* Aim
Return a copy of each line that holds the string "phương".
** Begin Given data **
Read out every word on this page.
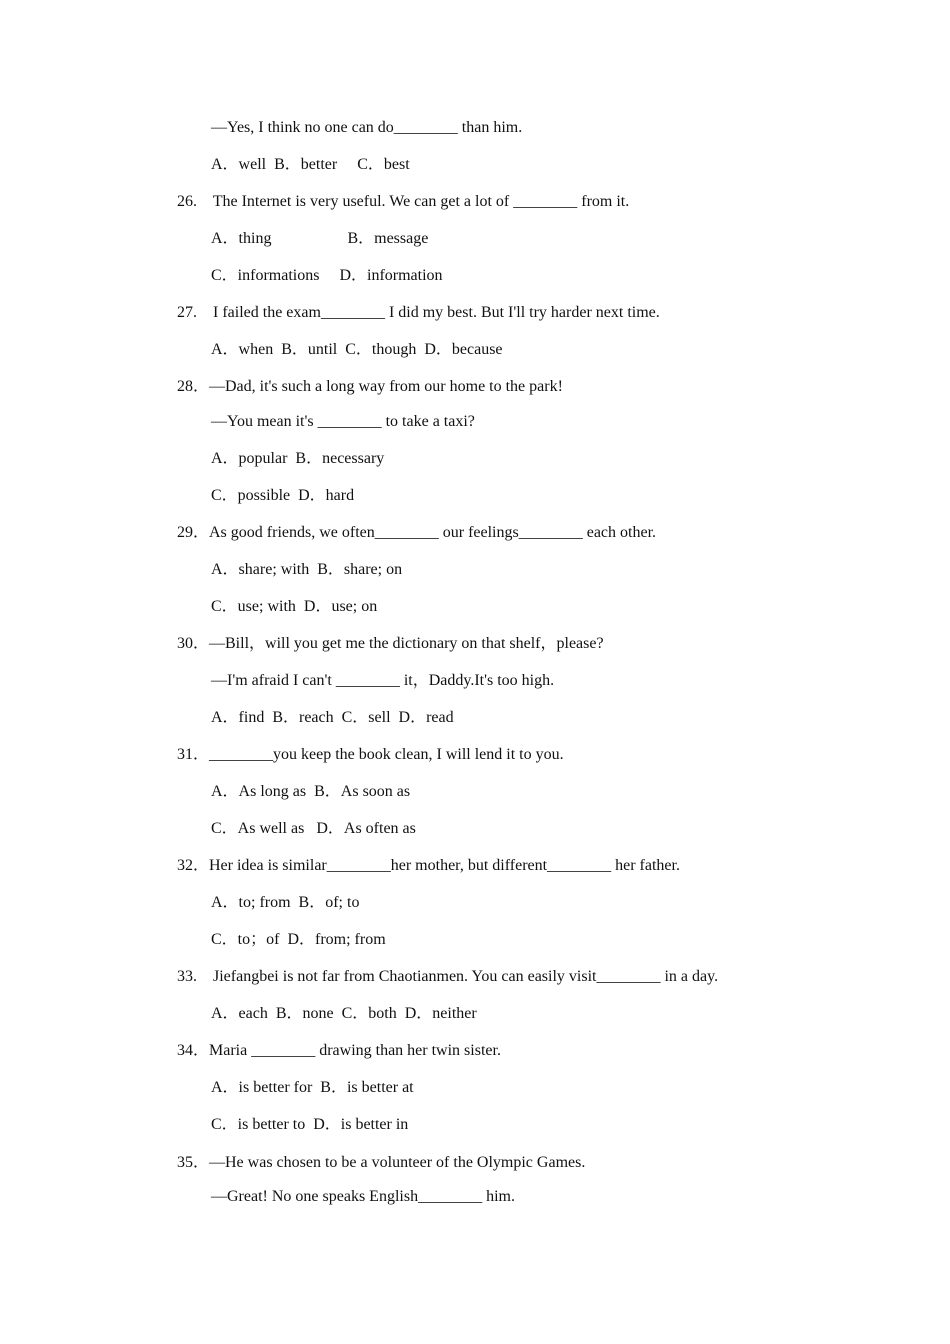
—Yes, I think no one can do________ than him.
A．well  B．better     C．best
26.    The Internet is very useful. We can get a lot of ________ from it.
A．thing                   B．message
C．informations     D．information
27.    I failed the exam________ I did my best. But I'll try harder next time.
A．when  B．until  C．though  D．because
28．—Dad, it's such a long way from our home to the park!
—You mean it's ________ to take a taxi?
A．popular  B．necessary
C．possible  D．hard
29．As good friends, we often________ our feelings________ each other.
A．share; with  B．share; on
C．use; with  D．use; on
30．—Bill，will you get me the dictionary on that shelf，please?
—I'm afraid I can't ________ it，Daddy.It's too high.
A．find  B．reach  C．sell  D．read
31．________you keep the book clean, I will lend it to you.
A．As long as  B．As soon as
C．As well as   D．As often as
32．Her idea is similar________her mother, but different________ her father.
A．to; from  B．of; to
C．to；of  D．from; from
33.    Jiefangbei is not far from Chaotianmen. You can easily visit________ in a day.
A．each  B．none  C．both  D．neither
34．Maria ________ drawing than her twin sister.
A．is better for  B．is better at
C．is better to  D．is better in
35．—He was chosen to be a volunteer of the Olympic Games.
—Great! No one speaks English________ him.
** End Given data **
** Begin Given data **
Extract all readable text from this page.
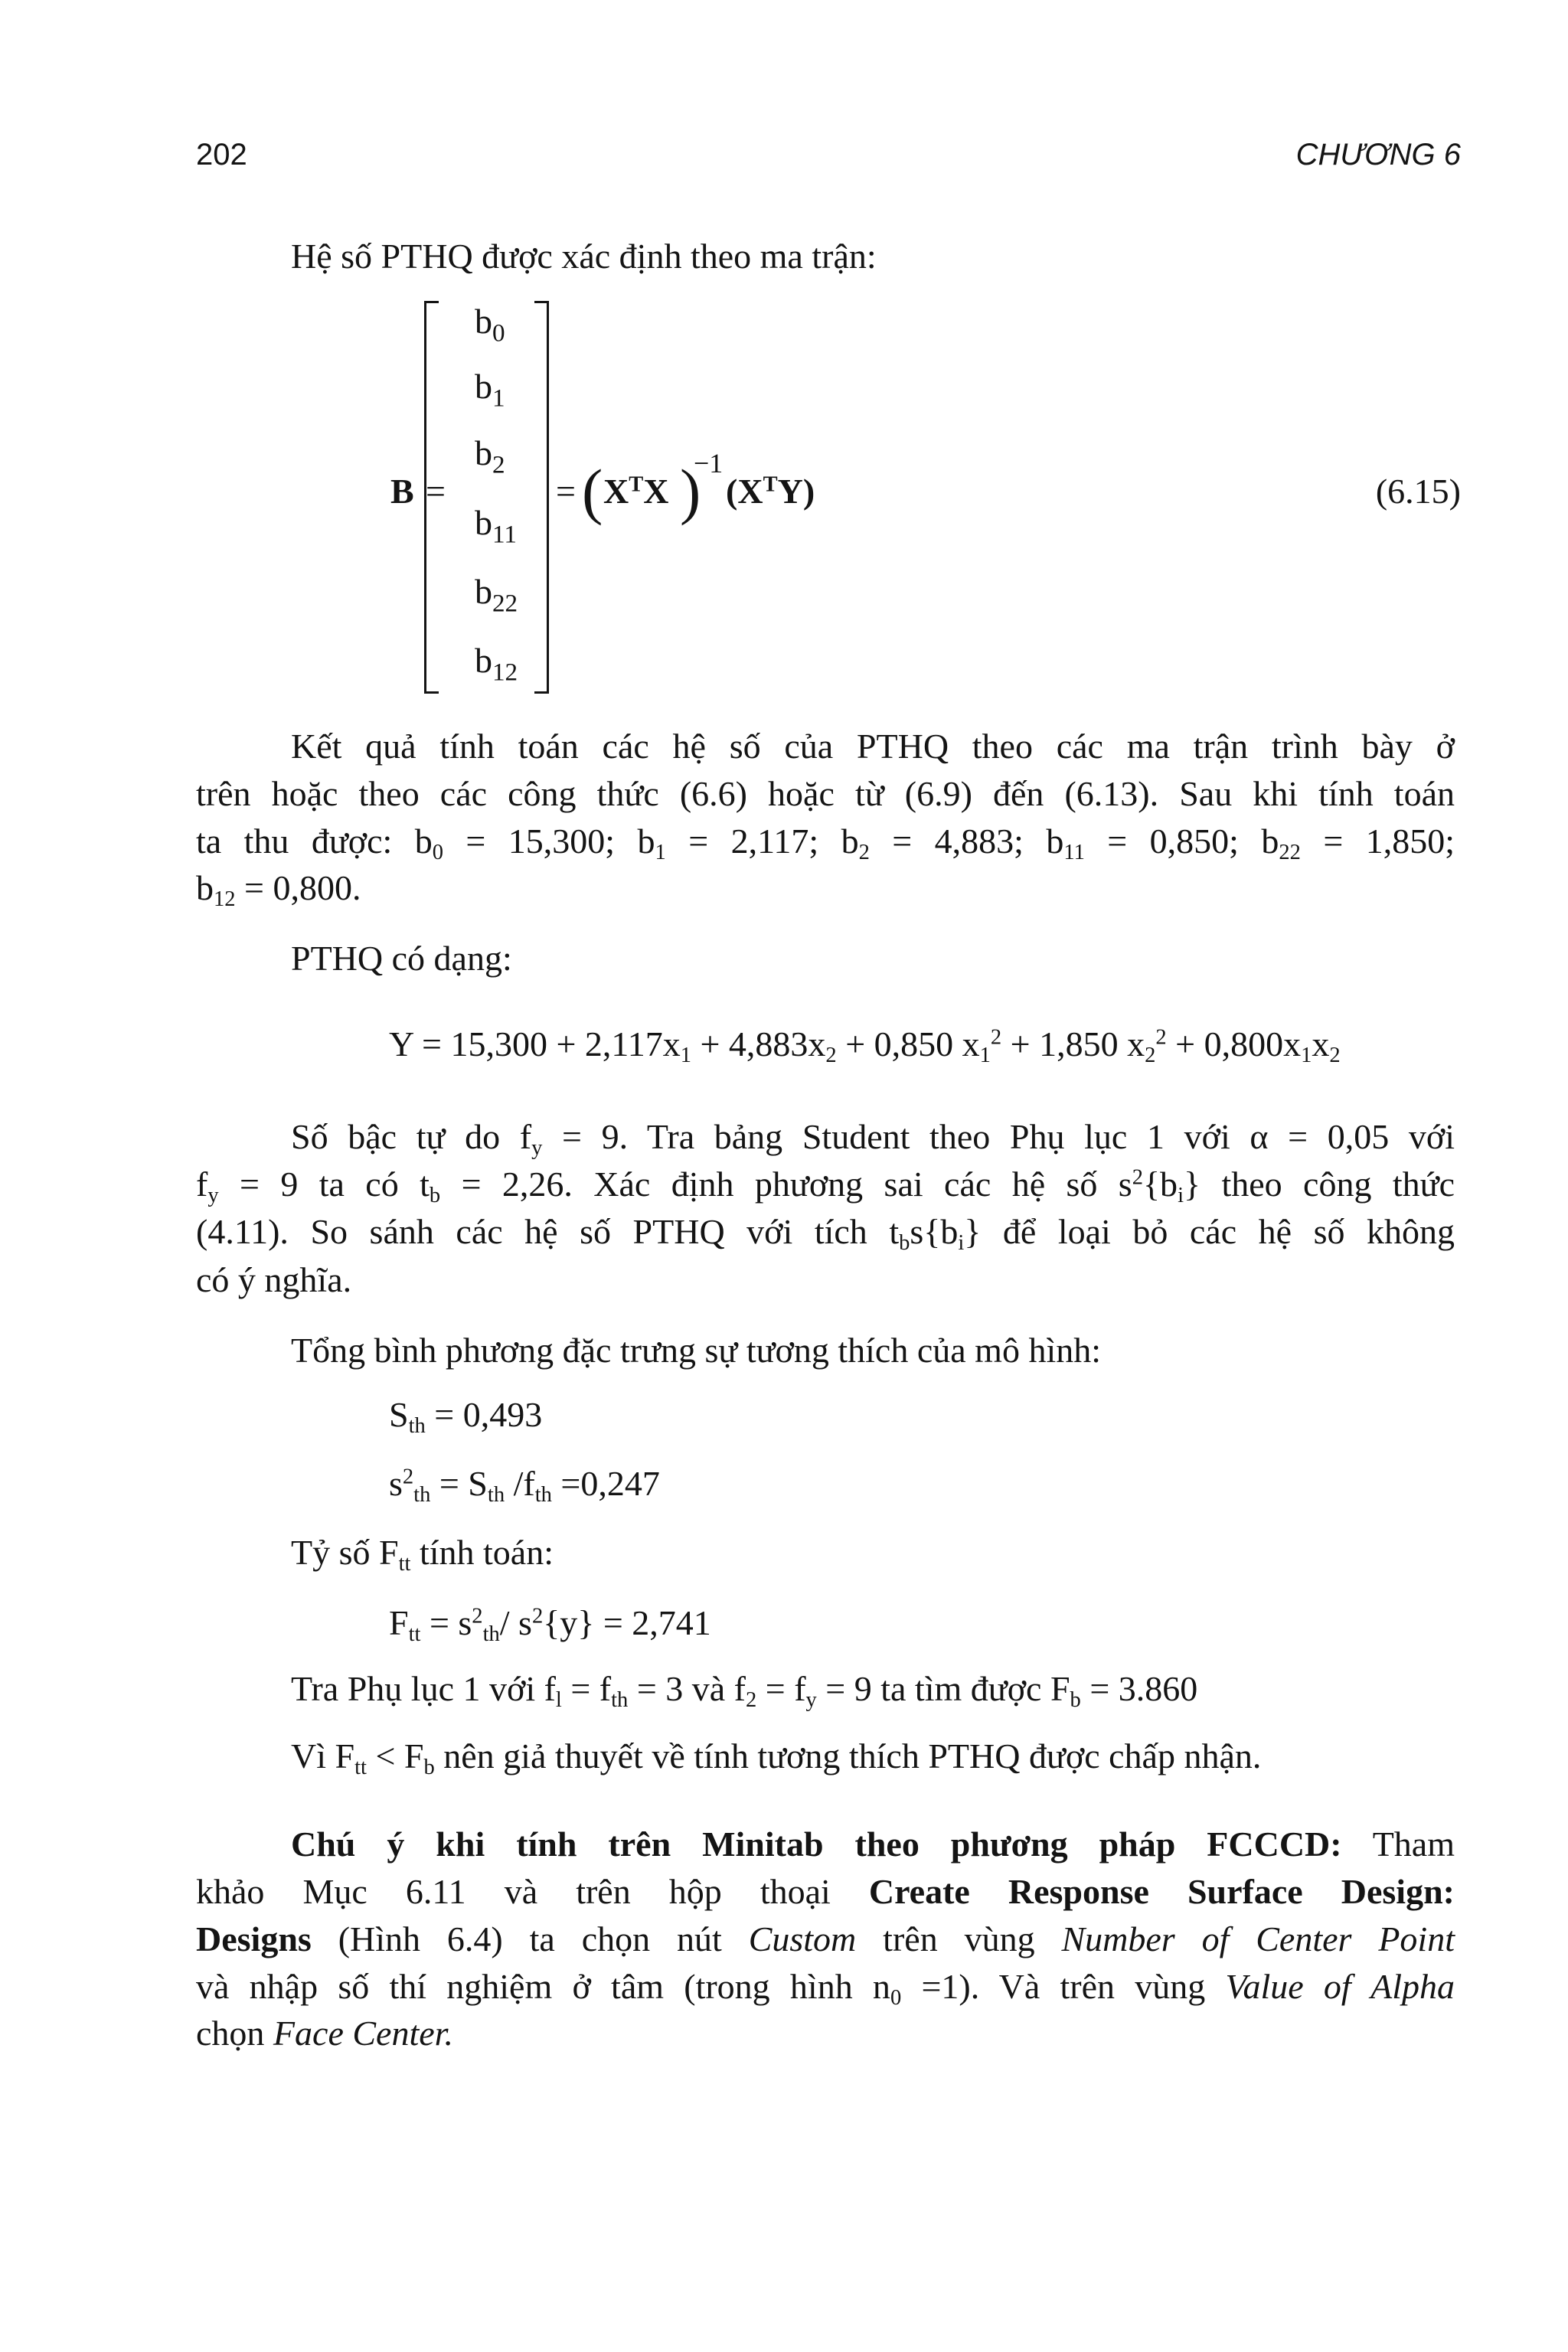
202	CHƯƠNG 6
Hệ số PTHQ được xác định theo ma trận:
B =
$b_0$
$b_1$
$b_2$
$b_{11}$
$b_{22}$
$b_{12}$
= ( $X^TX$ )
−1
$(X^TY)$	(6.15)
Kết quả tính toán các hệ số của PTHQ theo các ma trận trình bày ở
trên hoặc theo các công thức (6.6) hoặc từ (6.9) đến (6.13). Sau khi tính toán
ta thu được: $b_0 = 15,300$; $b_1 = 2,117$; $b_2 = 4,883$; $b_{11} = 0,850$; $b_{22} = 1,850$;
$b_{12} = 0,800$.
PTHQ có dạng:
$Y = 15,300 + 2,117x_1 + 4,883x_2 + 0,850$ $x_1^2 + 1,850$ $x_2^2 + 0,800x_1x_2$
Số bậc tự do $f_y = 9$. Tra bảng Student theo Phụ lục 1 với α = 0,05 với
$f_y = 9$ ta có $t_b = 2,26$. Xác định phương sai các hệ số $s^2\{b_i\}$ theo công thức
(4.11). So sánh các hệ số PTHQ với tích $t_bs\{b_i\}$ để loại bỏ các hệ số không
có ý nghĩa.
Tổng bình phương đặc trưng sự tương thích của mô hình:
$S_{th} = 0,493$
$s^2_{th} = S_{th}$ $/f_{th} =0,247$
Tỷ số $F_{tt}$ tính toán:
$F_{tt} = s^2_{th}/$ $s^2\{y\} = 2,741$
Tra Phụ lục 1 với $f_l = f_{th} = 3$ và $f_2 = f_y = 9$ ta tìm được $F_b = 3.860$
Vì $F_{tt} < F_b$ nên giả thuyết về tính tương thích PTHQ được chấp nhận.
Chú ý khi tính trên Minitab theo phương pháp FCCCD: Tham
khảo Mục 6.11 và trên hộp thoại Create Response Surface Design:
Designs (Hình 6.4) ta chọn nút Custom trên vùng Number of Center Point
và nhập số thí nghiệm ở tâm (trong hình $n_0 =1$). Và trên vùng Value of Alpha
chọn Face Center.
** End Given data **
** Begin Given data **
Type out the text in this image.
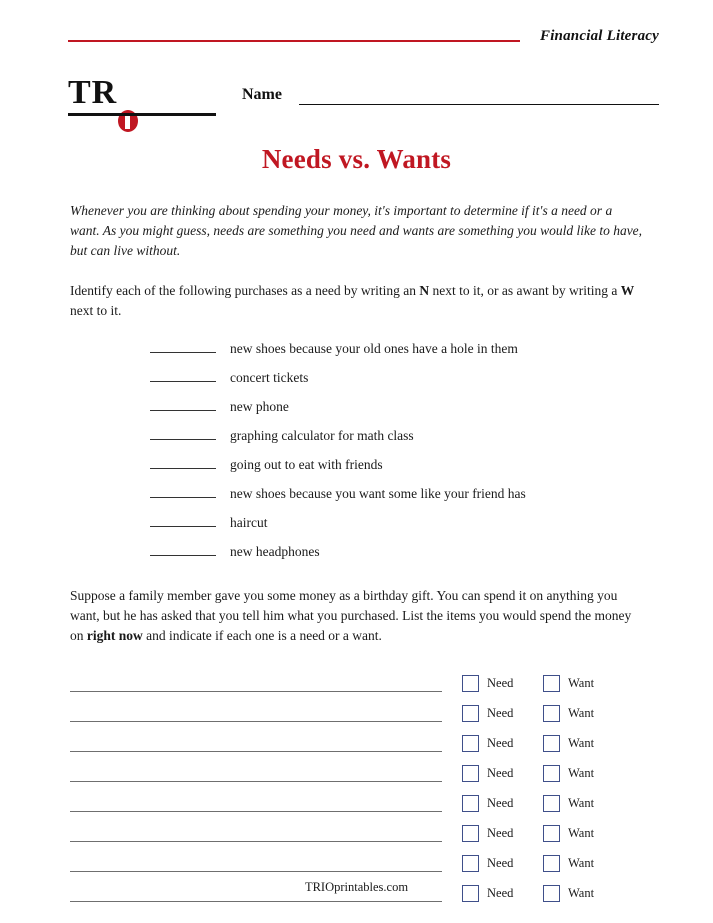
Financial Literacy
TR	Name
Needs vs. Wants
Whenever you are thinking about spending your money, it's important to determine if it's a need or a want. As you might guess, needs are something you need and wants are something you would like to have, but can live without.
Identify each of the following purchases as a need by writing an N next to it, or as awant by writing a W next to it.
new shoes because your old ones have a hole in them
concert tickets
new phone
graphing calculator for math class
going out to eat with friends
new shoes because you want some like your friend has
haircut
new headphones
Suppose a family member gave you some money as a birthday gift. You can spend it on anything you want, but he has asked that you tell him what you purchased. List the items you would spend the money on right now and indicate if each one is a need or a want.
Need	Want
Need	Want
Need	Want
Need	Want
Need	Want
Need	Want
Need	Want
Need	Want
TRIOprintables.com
** End Given data **
* Exercise result
$f_y = 9$ ta có $t_b = 2,26$. Xác định phương sai các hệ số $s^2\{b_i\}$ theo công thức
Tổng bình phương đặc trưng sự tương thích của mô hình:
Chú ý khi tính trên Minitab theo phương pháp FCCCD: Tham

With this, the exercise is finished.